- Information shown -
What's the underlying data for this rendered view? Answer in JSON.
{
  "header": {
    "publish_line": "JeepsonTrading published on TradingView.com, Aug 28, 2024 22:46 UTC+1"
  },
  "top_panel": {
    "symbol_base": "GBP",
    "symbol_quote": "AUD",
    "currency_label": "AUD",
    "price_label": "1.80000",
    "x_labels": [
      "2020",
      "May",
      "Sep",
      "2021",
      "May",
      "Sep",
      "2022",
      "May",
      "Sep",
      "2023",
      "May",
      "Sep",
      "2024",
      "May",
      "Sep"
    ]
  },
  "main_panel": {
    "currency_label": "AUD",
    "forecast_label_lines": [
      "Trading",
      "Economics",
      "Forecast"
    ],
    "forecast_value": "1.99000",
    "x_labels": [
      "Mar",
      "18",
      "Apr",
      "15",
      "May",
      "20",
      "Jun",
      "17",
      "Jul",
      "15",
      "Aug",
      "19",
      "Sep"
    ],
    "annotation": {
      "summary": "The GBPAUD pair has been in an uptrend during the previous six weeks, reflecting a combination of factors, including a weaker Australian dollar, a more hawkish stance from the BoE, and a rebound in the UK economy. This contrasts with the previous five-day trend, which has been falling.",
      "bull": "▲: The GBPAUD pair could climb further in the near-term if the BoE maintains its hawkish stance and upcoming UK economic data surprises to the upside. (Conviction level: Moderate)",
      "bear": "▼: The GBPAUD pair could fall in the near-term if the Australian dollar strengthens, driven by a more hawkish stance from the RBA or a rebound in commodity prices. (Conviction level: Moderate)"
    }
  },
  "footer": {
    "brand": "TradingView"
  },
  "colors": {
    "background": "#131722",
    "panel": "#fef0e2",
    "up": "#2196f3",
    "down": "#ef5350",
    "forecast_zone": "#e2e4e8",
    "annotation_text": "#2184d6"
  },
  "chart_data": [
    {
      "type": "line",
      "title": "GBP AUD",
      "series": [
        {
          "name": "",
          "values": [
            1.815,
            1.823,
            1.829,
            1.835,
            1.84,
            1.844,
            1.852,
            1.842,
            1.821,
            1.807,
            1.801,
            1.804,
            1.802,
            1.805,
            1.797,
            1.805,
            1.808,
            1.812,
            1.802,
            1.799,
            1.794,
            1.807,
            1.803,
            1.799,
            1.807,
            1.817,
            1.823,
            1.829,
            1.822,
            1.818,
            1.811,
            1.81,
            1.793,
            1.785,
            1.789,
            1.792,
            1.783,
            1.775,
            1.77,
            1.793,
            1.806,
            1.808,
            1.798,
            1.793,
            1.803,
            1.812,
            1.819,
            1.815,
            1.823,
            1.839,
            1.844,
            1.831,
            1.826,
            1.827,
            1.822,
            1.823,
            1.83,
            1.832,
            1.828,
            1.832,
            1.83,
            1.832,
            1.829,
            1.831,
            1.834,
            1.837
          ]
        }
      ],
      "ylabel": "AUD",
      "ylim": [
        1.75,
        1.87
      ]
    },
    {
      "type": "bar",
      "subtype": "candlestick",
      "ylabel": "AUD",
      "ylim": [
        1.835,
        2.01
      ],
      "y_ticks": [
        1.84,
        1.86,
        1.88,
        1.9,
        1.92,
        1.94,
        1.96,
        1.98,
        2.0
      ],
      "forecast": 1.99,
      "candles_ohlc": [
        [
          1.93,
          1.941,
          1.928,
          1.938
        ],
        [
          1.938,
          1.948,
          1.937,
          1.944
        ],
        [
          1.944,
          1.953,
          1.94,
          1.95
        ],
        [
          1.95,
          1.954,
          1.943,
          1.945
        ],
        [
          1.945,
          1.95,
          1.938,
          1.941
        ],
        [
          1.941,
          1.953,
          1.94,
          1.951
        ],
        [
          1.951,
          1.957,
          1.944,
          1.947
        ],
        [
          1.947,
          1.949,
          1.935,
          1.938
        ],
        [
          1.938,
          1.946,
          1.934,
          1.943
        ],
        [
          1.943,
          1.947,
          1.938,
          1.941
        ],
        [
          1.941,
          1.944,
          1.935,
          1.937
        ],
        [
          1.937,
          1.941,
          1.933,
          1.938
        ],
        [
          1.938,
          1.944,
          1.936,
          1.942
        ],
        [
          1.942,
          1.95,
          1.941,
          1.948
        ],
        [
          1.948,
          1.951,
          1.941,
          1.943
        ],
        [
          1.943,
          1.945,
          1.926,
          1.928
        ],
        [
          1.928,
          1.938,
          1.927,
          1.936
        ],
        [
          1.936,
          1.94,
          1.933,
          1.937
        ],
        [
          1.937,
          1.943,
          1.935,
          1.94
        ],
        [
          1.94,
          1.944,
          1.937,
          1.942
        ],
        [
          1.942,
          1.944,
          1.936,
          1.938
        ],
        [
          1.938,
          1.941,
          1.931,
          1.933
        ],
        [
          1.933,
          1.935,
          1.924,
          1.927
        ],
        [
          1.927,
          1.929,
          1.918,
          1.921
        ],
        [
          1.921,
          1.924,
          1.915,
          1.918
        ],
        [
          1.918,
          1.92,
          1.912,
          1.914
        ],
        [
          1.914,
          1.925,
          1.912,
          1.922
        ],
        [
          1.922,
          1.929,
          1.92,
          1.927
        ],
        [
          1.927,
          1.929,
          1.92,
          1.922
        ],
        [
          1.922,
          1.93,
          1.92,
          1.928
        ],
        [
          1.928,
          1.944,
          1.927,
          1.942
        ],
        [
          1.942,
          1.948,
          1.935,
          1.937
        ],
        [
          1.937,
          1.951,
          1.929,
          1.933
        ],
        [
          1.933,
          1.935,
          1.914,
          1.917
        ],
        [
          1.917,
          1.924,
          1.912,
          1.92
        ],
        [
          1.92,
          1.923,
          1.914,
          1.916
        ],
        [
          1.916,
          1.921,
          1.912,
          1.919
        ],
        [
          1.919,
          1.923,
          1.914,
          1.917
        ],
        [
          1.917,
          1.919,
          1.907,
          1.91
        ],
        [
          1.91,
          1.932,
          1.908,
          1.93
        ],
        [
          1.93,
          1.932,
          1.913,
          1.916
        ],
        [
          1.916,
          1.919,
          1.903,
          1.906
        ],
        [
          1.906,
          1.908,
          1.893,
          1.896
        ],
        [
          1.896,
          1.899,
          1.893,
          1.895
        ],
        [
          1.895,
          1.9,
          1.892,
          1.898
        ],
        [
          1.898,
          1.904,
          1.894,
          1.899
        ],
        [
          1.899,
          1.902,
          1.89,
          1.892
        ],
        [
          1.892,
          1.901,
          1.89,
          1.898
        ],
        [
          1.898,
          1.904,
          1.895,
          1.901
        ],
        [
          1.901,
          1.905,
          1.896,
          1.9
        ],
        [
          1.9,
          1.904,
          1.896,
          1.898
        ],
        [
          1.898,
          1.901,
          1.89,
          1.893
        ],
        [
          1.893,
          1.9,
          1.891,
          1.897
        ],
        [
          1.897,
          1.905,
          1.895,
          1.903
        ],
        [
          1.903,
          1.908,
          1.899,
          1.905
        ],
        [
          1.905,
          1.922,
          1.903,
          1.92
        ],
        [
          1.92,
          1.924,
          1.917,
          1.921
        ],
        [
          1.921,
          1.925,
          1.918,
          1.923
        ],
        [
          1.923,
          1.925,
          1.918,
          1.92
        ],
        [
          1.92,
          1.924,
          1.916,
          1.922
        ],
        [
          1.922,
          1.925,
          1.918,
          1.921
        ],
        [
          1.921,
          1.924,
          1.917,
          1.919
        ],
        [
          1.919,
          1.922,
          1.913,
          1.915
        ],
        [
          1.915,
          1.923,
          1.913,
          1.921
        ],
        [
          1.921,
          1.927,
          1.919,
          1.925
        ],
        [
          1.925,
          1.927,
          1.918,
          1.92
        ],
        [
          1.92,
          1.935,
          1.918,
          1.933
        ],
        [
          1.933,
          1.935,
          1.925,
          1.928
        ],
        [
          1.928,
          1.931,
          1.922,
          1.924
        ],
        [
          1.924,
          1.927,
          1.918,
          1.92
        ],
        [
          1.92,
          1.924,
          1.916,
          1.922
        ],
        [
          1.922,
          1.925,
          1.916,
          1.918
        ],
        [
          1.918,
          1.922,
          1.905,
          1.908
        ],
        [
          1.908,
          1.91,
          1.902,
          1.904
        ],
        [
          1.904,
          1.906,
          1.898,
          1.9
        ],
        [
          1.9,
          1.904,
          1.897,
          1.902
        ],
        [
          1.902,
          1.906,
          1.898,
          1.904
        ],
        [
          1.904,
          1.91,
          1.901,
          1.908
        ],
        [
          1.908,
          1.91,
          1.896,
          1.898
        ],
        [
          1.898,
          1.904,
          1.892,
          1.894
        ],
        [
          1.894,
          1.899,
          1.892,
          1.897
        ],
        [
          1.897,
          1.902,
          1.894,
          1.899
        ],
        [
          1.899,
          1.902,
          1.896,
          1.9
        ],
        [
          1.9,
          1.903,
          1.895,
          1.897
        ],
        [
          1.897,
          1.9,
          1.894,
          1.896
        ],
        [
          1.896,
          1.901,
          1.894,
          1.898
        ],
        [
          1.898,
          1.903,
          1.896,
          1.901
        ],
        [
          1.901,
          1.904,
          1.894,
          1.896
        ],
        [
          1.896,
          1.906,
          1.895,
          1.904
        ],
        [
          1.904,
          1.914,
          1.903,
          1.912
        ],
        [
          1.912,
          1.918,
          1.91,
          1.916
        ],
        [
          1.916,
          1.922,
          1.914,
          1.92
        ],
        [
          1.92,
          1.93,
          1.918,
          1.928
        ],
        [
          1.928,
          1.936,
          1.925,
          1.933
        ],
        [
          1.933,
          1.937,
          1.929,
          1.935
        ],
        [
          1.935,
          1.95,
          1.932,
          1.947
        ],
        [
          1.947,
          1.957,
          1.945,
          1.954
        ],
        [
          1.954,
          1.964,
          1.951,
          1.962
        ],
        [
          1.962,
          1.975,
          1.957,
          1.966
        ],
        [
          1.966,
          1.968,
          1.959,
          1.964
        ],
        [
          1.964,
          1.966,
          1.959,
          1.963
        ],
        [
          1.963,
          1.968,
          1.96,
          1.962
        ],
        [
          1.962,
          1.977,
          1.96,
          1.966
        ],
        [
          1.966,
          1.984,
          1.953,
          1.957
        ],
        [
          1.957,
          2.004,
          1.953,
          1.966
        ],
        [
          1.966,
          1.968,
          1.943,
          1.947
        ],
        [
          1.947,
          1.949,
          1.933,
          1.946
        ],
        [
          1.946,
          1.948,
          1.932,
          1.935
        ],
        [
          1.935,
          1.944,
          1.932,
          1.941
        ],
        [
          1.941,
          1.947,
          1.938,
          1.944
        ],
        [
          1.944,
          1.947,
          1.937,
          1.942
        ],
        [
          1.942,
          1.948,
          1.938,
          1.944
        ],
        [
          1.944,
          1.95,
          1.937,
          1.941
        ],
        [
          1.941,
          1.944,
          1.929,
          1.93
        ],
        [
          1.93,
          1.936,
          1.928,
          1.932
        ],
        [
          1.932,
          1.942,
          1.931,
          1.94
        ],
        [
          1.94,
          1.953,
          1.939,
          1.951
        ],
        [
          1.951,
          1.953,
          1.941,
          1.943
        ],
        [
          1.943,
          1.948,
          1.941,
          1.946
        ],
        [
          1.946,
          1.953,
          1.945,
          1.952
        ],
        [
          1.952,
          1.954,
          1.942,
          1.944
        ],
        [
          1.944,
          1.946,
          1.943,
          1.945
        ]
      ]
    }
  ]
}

- Job -
Find the word "level" in the entries, and copy every line it shows up in.

- Output -
      "bull": "▲: The GBPAUD pair could climb further in the near-term if the BoE maintains its hawkish stance and upcoming UK economic data surprises to the upside. (Conviction level: Moderate)",
      "bear": "▼: The GBPAUD pair could fall in the near-term if the Australian dollar strengthens, driven by a more hawkish stance from the RBA or a rebound in commodity prices. (Conviction level: Moderate)"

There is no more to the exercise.